TASK PROMPT ▸ Look through the data and write out every line with the word "user" in it.

Items listed in a dataset:
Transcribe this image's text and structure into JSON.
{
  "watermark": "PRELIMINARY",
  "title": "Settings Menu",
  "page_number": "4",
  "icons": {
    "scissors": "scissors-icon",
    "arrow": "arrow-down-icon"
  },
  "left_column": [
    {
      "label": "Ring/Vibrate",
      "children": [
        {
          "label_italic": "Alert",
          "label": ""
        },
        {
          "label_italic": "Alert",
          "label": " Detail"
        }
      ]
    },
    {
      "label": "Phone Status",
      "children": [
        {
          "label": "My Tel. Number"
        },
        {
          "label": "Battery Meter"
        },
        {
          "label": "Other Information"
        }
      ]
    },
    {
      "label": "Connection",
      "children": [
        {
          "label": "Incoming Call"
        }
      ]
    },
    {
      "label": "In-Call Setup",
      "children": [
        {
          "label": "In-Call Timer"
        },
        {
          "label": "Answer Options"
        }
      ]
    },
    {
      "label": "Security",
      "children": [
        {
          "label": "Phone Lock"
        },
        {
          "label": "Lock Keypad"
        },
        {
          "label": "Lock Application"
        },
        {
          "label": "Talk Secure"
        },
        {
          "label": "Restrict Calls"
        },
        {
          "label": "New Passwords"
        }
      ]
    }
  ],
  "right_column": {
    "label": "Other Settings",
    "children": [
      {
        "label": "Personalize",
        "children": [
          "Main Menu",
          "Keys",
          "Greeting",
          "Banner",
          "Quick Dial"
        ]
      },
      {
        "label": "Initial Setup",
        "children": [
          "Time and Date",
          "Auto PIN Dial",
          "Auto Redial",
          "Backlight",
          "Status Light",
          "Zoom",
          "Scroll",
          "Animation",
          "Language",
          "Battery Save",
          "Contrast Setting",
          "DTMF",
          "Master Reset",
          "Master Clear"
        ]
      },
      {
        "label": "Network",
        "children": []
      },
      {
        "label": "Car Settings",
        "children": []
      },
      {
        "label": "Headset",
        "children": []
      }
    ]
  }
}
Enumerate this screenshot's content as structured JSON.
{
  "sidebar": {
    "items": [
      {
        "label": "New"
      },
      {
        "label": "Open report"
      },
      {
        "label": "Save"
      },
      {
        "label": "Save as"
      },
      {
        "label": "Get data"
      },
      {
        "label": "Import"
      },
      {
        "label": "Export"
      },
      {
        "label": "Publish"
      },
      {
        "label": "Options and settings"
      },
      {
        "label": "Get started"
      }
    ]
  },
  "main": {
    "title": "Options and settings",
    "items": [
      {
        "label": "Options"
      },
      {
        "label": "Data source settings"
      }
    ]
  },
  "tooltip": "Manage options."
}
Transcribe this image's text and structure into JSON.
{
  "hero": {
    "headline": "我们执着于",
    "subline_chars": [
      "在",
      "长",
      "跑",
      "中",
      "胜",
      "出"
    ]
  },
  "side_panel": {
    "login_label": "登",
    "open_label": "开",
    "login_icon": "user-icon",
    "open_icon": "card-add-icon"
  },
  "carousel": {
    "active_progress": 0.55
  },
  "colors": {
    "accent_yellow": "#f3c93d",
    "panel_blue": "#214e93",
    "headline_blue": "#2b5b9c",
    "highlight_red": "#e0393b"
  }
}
...
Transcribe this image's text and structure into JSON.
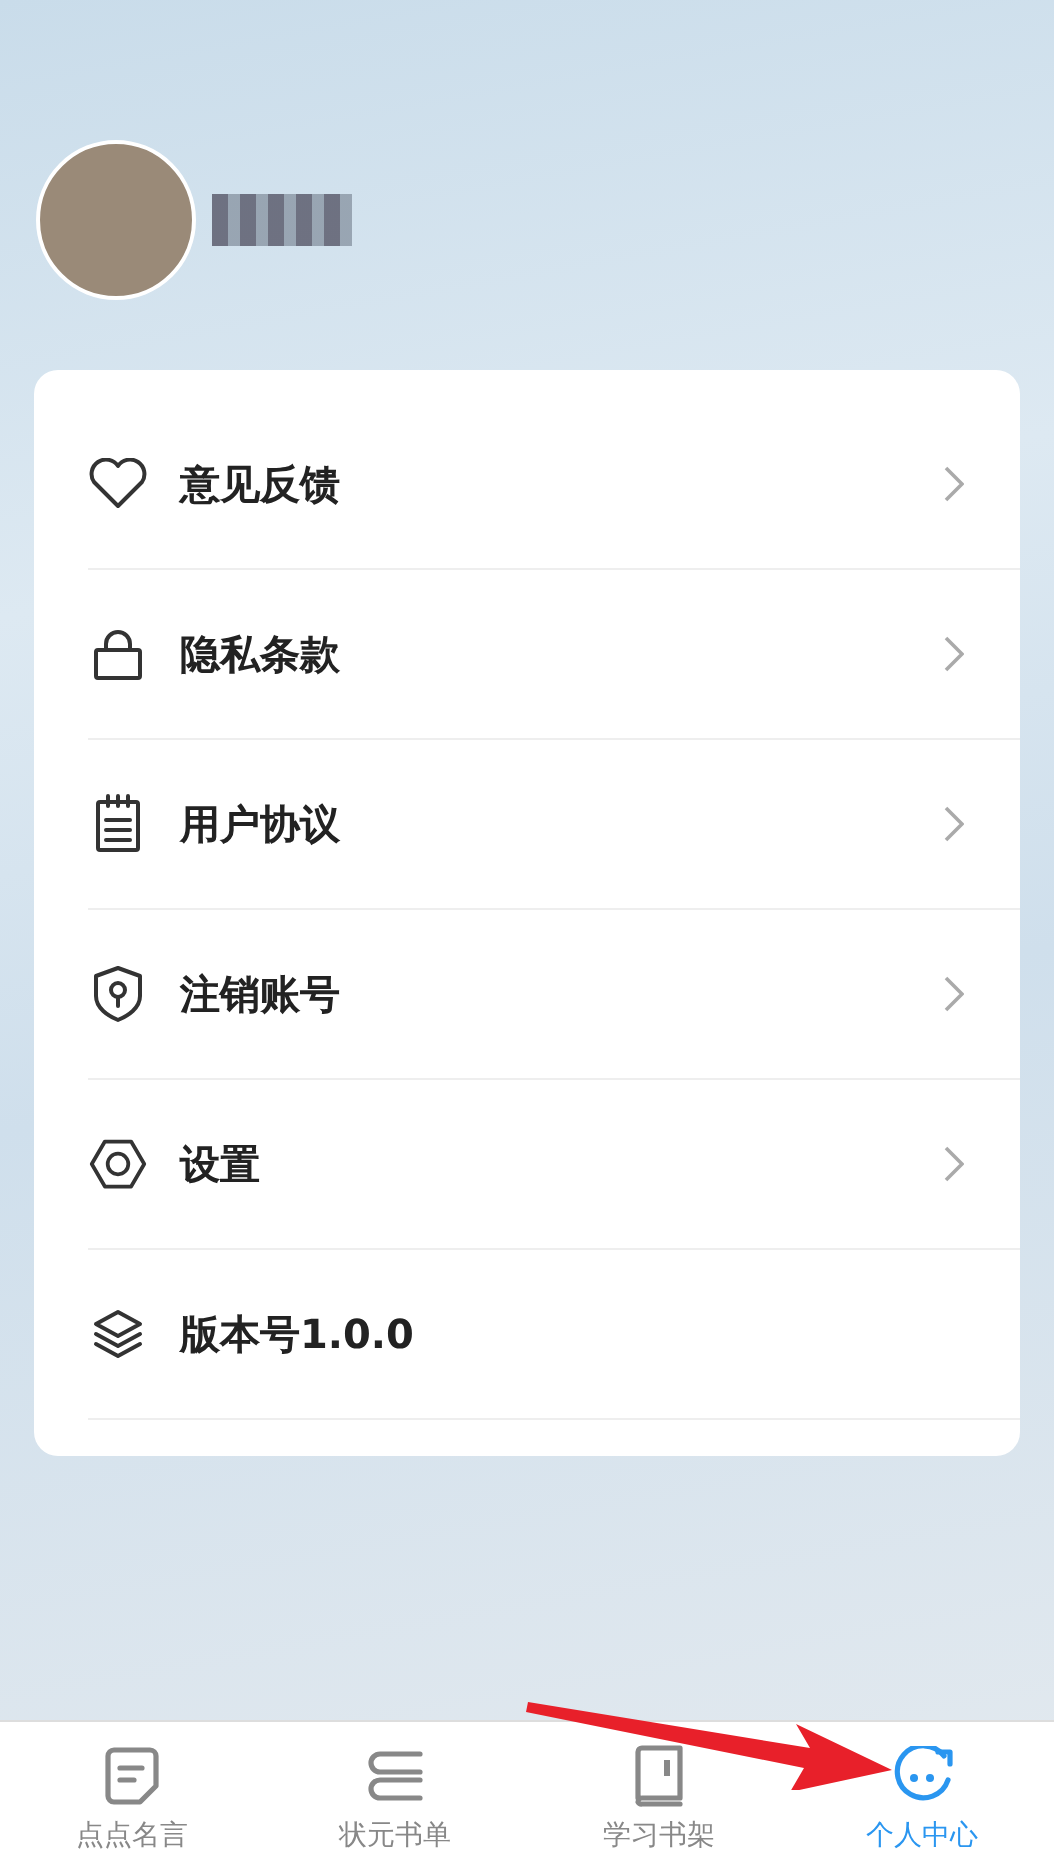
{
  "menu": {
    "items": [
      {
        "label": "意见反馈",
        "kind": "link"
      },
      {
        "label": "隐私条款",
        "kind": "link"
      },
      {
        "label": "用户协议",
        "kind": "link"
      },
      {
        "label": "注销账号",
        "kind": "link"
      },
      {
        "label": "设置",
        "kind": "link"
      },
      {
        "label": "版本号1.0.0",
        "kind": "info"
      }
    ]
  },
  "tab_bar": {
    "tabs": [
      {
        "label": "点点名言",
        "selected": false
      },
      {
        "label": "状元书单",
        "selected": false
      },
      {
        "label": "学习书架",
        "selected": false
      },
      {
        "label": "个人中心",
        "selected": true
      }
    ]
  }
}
==
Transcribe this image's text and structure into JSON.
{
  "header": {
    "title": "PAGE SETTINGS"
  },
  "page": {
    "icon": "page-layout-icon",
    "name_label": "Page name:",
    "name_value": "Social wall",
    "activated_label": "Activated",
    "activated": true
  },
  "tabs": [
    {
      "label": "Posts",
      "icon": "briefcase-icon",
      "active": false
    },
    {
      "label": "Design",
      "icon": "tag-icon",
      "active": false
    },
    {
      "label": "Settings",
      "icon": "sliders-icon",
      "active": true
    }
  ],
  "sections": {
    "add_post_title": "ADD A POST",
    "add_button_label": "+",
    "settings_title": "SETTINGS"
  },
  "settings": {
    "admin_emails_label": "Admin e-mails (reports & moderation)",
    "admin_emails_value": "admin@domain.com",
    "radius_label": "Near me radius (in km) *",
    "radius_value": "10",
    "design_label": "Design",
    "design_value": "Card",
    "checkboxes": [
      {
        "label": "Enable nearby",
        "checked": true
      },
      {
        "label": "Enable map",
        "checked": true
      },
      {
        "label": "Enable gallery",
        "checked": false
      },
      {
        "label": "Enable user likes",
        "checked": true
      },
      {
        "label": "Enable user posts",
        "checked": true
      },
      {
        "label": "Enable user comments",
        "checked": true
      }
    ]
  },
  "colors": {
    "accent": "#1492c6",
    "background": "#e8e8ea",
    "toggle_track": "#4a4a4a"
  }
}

RESULT ▸
    "login_icon": "user-icon",
        "label": "Enable user likes",
        "label": "Enable user posts",
        "label": "Enable user comments",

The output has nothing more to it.